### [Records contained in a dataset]
####################
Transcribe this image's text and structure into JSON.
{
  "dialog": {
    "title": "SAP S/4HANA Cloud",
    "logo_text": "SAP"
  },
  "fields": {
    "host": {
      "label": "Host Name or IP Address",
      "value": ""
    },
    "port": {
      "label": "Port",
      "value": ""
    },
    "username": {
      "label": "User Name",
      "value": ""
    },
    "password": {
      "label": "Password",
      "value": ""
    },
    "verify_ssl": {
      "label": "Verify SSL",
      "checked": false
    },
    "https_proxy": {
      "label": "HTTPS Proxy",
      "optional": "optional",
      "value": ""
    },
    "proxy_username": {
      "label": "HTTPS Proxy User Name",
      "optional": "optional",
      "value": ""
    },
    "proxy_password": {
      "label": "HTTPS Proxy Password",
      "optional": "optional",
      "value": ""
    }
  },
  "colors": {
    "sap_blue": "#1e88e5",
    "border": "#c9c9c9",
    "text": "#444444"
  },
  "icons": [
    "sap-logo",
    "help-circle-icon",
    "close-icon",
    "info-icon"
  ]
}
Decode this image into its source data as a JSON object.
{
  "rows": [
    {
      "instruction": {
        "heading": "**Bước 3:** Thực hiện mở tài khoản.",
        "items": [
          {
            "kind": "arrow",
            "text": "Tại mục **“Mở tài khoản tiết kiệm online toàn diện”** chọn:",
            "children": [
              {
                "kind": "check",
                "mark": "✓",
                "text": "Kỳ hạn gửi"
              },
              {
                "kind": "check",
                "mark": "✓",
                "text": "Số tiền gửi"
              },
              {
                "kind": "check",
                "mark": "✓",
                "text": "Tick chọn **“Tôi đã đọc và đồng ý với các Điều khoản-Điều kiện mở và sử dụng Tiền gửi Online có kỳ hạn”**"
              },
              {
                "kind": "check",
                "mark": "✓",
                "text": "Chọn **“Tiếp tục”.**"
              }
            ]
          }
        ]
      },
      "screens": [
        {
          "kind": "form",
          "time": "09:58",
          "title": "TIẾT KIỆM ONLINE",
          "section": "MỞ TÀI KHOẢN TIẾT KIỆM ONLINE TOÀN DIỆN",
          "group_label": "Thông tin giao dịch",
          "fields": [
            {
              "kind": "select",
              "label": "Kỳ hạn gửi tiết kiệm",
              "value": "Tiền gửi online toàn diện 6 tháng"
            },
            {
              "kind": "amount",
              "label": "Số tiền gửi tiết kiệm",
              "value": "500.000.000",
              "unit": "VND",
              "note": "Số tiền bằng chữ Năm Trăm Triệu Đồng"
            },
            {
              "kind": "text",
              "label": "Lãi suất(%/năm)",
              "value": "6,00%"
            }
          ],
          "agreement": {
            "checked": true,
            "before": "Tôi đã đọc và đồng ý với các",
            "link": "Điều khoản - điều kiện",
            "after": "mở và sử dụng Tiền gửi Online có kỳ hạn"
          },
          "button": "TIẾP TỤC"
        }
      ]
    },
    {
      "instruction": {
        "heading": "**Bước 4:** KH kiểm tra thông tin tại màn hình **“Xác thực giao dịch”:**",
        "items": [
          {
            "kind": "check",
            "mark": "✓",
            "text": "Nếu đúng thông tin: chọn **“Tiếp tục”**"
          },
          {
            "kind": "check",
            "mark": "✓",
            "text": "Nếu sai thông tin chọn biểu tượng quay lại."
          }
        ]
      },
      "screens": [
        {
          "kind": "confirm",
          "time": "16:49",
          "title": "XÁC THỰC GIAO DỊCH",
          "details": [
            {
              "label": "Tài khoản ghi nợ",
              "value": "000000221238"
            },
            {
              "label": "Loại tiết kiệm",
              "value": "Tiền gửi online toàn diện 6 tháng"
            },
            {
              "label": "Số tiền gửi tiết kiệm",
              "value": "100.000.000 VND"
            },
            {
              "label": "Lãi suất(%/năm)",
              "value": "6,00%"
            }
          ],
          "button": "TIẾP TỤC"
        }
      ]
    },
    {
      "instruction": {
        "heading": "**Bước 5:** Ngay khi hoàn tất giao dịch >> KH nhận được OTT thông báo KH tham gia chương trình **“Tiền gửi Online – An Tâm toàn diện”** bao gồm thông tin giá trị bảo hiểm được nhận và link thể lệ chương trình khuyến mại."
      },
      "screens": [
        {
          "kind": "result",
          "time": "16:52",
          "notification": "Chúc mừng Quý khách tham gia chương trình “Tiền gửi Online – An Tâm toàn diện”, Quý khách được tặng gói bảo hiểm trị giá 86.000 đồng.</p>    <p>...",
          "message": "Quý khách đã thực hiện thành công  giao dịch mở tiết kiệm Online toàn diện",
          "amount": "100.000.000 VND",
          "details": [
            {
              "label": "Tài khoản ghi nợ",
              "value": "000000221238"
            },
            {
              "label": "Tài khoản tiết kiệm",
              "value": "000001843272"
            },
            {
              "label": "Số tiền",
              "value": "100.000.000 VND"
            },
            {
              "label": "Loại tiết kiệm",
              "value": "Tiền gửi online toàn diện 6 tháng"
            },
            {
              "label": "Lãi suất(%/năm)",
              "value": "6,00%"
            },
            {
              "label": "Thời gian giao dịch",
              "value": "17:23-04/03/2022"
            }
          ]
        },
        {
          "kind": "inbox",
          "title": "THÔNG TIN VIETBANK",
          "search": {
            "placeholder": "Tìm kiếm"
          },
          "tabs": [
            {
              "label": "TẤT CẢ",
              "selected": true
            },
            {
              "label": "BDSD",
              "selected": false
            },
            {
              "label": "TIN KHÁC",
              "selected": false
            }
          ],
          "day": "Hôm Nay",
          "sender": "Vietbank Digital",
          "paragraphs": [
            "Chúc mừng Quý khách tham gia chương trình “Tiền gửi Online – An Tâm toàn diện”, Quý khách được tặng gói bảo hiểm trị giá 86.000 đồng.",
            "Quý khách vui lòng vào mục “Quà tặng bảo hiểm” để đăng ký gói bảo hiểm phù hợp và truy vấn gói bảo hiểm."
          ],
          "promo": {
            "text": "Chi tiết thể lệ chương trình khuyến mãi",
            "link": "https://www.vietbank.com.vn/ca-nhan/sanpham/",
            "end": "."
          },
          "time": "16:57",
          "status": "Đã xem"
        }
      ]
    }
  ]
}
####################
### [WORK TO DO]
What is the number of lines in the records that contain "time"? Give that number only.

### [RESPONSE TO THE TASK]
4